-- start of Given entries --

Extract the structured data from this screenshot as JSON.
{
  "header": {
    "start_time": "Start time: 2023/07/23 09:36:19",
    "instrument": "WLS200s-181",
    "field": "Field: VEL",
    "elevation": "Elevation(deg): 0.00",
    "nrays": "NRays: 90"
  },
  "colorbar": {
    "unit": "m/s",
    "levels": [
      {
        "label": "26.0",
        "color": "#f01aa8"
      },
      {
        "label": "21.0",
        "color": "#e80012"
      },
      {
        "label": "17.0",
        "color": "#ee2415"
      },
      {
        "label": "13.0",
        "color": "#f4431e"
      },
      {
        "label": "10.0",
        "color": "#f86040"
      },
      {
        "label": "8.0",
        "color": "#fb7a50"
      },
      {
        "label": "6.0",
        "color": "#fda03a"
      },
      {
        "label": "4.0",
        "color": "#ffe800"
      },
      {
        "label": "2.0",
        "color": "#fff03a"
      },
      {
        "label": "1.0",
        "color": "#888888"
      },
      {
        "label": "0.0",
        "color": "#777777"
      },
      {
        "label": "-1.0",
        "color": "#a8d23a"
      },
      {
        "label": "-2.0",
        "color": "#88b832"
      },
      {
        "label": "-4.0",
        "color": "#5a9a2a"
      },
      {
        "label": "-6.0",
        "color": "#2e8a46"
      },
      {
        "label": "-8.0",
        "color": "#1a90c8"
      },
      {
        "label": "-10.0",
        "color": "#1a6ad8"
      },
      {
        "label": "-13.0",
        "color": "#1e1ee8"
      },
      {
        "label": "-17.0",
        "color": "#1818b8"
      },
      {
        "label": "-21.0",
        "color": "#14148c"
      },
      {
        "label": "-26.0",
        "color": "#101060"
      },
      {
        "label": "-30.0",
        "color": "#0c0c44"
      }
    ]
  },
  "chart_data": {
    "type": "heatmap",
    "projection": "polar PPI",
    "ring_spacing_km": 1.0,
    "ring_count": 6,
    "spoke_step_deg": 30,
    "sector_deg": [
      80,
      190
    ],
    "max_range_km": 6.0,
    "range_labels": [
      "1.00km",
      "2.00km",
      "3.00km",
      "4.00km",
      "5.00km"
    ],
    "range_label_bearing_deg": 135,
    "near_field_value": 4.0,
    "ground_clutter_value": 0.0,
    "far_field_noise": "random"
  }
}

-- end of Given entries --

**Instructions for the task:** Reproduce each record shown above without altering a single word.

**Finished task:**
Extract the structured data from this screenshot as JSON.
{
  "header": {
    "start_time": "Start time: 2023/07/23 09:36:19",
    "instrument": "WLS200s-181",
    "field": "Field: VEL",
    "elevation": "Elevation(deg): 0.00",
    "nrays": "NRays: 90"
  },
  "colorbar": {
    "unit": "m/s",
    "levels": [
      {
        "label": "26.0",
        "color": "#f01aa8"
      },
      {
        "label": "21.0",
        "color": "#e80012"
      },
      {
        "label": "17.0",
        "color": "#ee2415"
      },
      {
        "label": "13.0",
        "color": "#f4431e"
      },
      {
        "label": "10.0",
        "color": "#f86040"
      },
      {
        "label": "8.0",
        "color": "#fb7a50"
      },
      {
        "label": "6.0",
        "color": "#fda03a"
      },
      {
        "label": "4.0",
        "color": "#ffe800"
      },
      {
        "label": "2.0",
        "color": "#fff03a"
      },
      {
        "label": "1.0",
        "color": "#888888"
      },
      {
        "label": "0.0",
        "color": "#777777"
      },
      {
        "label": "-1.0",
        "color": "#a8d23a"
      },
      {
        "label": "-2.0",
        "color": "#88b832"
      },
      {
        "label": "-4.0",
        "color": "#5a9a2a"
      },
      {
        "label": "-6.0",
        "color": "#2e8a46"
      },
      {
        "label": "-8.0",
        "color": "#1a90c8"
      },
      {
        "label": "-10.0",
        "color": "#1a6ad8"
      },
      {
        "label": "-13.0",
        "color": "#1e1ee8"
      },
      {
        "label": "-17.0",
        "color": "#1818b8"
      },
      {
        "label": "-21.0",
        "color": "#14148c"
      },
      {
        "label": "-26.0",
        "color": "#101060"
      },
      {
        "label": "-30.0",
        "color": "#0c0c44"
      }
    ]
  },
  "chart_data": {
    "type": "heatmap",
    "projection": "polar PPI",
    "ring_spacing_km": 1.0,
    "ring_count": 6,
    "spoke_step_deg": 30,
    "sector_deg": [
      80,
      190
    ],
    "max_range_km": 6.0,
    "range_labels": [
      "1.00km",
      "2.00km",
      "3.00km",
      "4.00km",
      "5.00km"
    ],
    "range_label_bearing_deg": 135,
    "near_field_value": 4.0,
    "ground_clutter_value": 0.0,
    "far_field_noise": "random"
  }
}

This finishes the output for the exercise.